> **WHAT THIS TASK INVOLVES**
Spot every line with the word "name" and return it.

> **ENTRIES**

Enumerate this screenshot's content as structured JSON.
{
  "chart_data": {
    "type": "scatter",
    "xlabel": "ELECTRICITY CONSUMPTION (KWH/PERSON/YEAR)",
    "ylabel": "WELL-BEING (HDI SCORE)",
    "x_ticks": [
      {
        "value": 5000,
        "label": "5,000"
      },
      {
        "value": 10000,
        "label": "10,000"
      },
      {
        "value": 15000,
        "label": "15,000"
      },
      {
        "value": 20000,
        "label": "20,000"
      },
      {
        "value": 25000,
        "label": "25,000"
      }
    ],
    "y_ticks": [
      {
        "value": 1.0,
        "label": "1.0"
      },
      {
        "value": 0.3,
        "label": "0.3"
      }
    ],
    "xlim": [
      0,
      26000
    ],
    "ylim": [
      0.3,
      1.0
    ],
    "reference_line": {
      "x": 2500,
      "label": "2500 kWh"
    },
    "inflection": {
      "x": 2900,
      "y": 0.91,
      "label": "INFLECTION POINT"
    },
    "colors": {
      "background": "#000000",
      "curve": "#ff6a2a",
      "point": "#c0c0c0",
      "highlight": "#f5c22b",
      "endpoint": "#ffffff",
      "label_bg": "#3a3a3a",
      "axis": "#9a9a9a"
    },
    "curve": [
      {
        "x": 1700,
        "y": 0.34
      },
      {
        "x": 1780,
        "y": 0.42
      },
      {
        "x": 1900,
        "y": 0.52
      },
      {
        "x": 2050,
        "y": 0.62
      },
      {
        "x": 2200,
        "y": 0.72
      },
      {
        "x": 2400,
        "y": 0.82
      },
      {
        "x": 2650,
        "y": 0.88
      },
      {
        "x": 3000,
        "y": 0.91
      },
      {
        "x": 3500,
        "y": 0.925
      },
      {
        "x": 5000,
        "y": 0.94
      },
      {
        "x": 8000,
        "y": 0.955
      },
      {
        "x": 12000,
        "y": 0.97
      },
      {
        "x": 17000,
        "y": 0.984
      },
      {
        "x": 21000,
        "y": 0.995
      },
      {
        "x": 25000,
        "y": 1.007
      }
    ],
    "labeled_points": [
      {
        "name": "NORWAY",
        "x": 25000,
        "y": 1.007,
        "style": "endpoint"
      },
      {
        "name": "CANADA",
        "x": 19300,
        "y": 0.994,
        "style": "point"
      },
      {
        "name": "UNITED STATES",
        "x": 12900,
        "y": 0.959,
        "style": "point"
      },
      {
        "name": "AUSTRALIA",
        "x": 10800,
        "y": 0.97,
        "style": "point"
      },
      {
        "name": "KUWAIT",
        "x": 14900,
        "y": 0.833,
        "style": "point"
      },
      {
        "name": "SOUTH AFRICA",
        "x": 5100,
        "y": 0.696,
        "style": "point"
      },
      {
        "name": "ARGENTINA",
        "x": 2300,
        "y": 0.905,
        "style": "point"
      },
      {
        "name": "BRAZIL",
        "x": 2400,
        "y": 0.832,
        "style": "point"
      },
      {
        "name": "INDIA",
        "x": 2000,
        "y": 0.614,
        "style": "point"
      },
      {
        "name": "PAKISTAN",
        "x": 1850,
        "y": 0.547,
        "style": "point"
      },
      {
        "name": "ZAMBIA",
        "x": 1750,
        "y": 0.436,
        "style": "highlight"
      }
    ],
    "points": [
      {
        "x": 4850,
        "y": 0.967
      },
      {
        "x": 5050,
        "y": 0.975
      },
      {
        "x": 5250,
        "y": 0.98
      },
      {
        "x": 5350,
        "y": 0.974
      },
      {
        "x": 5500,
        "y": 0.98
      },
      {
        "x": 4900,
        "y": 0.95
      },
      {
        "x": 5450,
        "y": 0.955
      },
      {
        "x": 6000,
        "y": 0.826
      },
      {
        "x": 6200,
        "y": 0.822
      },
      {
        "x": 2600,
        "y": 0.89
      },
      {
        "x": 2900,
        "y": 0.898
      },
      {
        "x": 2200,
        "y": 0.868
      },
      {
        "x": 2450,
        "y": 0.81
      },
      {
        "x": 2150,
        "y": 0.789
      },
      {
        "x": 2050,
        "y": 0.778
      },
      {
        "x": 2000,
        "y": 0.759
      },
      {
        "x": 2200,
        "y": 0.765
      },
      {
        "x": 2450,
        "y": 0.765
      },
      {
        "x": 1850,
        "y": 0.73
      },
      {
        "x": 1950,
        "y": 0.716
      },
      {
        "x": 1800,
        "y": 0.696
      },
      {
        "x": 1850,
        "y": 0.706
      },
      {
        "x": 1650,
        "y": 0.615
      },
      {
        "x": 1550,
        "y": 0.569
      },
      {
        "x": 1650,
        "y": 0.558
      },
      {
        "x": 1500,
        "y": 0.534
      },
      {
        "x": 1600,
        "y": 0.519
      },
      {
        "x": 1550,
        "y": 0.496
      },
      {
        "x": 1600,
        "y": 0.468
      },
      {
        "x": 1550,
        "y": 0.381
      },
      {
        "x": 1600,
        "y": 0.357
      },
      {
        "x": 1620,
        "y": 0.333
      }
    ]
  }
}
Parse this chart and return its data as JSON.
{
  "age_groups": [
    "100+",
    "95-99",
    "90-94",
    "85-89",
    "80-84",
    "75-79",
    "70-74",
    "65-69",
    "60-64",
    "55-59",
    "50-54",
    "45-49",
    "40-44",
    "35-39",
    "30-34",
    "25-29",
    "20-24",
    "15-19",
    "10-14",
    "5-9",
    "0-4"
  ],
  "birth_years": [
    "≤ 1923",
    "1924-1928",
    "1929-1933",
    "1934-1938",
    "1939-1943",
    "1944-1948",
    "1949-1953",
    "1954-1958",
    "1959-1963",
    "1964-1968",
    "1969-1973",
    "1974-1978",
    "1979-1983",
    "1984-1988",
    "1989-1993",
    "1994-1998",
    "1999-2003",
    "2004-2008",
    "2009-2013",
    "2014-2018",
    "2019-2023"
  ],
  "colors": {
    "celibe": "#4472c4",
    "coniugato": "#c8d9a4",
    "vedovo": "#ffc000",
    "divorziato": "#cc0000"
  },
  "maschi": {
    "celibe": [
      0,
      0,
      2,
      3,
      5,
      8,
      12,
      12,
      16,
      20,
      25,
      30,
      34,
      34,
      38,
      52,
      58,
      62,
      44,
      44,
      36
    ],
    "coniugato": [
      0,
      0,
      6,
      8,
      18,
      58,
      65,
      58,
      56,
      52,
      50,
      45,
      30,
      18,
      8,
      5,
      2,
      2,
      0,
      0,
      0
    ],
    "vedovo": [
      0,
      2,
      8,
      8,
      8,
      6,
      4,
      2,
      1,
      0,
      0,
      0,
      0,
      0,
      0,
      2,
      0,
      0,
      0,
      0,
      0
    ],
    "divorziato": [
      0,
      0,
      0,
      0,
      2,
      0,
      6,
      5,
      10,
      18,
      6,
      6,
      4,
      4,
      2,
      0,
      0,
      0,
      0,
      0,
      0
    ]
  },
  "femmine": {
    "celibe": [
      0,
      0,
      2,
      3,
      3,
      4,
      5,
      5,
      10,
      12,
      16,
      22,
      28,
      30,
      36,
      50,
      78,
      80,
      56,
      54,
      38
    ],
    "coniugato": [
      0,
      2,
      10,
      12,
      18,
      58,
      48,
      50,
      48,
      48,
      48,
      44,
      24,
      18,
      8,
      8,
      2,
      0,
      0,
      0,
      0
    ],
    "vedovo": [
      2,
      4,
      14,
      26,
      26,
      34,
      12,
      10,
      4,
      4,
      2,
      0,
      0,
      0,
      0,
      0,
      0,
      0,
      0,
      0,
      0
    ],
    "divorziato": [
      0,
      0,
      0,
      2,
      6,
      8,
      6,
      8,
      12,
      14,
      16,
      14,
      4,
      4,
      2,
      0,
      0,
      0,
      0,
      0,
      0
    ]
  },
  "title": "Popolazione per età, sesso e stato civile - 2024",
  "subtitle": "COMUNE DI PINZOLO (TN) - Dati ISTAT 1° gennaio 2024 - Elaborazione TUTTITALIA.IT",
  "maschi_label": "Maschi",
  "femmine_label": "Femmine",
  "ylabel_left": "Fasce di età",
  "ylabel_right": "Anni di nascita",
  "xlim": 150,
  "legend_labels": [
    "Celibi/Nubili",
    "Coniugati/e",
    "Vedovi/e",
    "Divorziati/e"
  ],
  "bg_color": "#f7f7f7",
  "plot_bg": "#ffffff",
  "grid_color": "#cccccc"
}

> **EXERCISE RESULT**
        "name": "NORWAY",
        "name": "CANADA",
        "name": "UNITED STATES",
        "name": "AUSTRALIA",
        "name": "KUWAIT",
        "name": "SOUTH AFRICA",
        "name": "ARGENTINA",
        "name": "BRAZIL",
        "name": "INDIA",
        "name": "PAKISTAN",
        "name": "ZAMBIA",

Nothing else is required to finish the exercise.